§ Input rows
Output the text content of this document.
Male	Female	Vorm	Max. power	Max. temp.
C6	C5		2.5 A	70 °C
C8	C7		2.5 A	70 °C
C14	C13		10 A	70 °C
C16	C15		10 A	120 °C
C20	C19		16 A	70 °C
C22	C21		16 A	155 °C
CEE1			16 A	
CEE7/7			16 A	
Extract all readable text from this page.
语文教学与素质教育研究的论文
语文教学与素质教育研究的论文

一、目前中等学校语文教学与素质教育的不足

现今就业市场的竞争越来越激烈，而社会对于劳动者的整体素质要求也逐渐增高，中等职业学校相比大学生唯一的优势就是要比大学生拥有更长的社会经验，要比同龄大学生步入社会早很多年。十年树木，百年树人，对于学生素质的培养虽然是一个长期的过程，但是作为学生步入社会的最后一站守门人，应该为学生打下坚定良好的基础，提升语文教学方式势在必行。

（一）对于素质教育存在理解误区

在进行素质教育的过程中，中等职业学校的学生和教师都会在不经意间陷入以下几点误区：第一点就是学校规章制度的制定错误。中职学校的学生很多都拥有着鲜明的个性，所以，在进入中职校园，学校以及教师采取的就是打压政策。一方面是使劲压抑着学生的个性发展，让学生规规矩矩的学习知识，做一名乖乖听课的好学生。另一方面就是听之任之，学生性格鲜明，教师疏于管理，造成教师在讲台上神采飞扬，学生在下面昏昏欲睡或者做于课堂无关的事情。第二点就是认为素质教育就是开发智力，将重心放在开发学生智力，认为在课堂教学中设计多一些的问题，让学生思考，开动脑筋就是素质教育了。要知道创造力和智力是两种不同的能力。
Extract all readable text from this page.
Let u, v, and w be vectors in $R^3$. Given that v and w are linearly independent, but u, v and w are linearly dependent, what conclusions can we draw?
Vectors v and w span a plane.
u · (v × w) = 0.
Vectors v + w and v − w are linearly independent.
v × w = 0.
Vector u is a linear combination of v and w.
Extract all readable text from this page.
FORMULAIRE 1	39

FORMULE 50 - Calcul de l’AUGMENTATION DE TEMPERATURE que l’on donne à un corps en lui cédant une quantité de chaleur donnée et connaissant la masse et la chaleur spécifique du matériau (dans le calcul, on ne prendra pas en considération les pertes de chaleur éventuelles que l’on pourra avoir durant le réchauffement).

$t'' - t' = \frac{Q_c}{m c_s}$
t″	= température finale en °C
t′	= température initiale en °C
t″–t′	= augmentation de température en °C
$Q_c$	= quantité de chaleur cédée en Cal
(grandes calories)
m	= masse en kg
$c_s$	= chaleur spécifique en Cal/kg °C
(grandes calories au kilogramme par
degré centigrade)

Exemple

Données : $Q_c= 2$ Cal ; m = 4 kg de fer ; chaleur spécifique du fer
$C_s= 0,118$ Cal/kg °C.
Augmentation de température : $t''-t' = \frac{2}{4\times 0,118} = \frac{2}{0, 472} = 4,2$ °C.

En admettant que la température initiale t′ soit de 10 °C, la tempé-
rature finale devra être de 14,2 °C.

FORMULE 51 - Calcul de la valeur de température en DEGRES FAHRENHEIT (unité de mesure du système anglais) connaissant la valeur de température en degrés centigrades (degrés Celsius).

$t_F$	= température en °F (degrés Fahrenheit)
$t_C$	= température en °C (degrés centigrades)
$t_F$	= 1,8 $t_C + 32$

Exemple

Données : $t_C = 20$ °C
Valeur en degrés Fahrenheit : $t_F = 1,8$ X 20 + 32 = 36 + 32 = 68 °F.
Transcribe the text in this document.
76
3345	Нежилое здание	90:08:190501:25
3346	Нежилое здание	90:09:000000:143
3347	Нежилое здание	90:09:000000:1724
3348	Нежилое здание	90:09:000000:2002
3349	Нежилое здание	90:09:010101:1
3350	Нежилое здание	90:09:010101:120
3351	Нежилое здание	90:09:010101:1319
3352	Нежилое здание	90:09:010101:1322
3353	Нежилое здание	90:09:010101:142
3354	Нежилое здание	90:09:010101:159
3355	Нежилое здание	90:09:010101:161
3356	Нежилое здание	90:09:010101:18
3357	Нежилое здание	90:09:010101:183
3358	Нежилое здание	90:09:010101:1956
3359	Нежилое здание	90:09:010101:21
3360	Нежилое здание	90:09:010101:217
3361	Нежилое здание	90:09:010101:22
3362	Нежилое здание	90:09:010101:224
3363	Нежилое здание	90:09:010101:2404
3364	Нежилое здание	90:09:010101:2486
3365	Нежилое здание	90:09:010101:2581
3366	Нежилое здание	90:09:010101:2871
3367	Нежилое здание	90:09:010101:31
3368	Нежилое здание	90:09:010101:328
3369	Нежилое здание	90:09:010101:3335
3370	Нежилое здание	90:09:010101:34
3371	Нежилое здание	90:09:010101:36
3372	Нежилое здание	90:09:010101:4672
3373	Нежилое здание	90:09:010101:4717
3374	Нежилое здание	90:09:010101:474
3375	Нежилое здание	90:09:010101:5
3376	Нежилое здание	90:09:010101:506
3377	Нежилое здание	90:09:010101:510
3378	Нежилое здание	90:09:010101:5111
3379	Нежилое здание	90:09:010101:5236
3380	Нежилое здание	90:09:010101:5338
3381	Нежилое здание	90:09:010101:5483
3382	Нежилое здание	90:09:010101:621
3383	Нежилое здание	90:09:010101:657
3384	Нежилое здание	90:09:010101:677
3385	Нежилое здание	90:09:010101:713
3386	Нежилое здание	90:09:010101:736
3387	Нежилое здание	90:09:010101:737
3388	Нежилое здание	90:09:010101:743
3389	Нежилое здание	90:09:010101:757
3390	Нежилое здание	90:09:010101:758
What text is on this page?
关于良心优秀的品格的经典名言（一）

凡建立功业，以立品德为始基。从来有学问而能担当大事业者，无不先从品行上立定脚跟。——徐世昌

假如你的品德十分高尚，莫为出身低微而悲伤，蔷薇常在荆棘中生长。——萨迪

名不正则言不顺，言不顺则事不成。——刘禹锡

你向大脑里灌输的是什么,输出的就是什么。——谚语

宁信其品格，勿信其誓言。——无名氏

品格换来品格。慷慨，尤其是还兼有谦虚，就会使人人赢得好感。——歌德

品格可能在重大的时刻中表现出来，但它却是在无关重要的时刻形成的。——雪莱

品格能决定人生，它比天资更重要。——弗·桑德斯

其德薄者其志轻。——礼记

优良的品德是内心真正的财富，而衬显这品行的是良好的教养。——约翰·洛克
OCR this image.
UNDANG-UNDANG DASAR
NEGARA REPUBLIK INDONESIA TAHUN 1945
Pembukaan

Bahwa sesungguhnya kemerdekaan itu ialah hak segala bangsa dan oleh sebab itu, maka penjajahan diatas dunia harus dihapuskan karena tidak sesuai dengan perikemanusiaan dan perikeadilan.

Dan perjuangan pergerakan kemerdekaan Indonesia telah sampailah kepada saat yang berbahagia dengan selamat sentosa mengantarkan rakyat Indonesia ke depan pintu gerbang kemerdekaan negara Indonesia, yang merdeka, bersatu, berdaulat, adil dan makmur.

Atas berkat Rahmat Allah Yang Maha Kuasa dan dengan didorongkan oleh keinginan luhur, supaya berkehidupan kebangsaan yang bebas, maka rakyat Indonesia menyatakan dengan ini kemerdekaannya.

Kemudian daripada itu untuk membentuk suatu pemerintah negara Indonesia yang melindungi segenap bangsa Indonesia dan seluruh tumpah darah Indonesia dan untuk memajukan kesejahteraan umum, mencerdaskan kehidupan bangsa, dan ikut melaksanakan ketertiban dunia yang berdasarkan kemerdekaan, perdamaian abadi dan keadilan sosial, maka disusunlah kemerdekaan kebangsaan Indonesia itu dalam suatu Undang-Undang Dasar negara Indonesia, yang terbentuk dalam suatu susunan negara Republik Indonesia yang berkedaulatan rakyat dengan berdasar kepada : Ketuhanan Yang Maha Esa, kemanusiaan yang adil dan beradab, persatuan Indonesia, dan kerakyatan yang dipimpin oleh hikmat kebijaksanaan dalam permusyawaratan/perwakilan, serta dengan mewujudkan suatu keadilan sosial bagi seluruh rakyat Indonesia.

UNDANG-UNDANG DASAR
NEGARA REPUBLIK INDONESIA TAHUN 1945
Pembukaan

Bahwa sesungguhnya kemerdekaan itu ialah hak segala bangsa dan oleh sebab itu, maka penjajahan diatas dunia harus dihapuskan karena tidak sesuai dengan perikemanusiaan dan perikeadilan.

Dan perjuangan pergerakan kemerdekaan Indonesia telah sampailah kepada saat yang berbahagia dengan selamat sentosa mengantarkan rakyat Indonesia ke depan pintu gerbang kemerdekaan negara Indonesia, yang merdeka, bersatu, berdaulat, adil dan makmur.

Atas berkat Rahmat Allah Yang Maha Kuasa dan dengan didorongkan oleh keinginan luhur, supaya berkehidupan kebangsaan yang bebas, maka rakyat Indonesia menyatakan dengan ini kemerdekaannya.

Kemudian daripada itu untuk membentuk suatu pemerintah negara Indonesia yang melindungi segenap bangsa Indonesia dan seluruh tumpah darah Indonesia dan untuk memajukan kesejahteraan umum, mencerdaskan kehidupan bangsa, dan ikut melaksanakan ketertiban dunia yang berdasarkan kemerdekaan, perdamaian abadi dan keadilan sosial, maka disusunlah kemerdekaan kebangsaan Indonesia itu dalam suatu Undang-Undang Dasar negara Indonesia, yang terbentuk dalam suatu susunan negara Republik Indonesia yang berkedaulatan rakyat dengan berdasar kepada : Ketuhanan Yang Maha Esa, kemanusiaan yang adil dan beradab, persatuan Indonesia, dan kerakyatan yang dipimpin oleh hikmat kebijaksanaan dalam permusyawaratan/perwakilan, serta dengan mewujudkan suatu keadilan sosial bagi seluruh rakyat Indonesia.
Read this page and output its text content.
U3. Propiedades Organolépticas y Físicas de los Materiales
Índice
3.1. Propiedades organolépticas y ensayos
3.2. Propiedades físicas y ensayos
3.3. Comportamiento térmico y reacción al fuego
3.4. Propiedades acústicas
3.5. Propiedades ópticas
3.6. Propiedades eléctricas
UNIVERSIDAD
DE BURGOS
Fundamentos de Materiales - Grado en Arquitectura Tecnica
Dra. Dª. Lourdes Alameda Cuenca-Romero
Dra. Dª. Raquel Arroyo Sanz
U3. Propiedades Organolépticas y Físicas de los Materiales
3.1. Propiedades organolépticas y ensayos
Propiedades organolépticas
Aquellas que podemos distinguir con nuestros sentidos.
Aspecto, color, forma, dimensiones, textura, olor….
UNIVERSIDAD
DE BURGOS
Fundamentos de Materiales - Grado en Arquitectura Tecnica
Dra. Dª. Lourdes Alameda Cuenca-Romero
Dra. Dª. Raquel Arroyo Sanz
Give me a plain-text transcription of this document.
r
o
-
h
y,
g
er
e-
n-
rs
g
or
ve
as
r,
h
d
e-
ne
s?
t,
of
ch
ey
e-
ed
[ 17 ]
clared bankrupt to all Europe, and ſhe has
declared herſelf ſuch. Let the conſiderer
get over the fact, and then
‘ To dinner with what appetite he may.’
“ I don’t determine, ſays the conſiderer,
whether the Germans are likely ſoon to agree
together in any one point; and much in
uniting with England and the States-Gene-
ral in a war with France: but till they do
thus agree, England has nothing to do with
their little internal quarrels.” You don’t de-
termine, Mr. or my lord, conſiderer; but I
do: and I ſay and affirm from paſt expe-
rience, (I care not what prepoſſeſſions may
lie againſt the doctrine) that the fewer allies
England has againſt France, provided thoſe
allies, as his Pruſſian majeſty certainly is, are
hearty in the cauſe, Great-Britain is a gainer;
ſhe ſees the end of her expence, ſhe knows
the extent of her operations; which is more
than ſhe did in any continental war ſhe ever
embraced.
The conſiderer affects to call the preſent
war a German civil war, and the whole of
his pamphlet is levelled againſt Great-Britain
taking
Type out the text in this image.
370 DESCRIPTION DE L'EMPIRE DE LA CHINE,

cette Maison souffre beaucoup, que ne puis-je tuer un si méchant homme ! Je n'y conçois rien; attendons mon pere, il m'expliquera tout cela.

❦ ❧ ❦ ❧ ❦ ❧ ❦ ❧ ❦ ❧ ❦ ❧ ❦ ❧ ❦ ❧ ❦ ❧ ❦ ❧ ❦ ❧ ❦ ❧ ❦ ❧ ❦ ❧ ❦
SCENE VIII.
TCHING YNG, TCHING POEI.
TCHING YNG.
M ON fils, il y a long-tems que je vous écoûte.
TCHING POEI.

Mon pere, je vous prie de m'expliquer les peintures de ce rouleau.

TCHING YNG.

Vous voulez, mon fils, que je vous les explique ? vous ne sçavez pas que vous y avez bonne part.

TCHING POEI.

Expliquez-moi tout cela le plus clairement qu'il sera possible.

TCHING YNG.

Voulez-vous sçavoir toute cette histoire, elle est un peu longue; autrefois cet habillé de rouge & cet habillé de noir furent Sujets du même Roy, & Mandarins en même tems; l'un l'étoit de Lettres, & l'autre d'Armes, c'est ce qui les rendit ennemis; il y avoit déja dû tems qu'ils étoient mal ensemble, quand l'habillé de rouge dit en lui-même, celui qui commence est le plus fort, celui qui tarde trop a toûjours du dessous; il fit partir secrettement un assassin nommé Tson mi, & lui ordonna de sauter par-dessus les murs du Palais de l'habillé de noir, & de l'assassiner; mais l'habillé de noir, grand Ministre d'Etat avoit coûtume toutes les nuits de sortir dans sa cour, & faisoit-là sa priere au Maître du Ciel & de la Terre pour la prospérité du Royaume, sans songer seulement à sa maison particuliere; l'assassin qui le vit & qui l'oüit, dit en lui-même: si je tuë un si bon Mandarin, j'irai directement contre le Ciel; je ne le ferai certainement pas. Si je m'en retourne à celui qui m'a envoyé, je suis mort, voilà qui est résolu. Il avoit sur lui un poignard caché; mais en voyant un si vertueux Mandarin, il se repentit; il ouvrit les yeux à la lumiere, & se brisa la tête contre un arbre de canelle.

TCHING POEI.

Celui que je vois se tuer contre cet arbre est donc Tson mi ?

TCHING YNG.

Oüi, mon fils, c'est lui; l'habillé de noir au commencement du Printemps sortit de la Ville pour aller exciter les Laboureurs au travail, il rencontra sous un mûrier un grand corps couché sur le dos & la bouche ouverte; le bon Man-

§ Brief
Scan the listing above. Collect all lines with the word "France".

§ Correct response
ral in a war with France: but till they do
England has againſt France, provided thoſe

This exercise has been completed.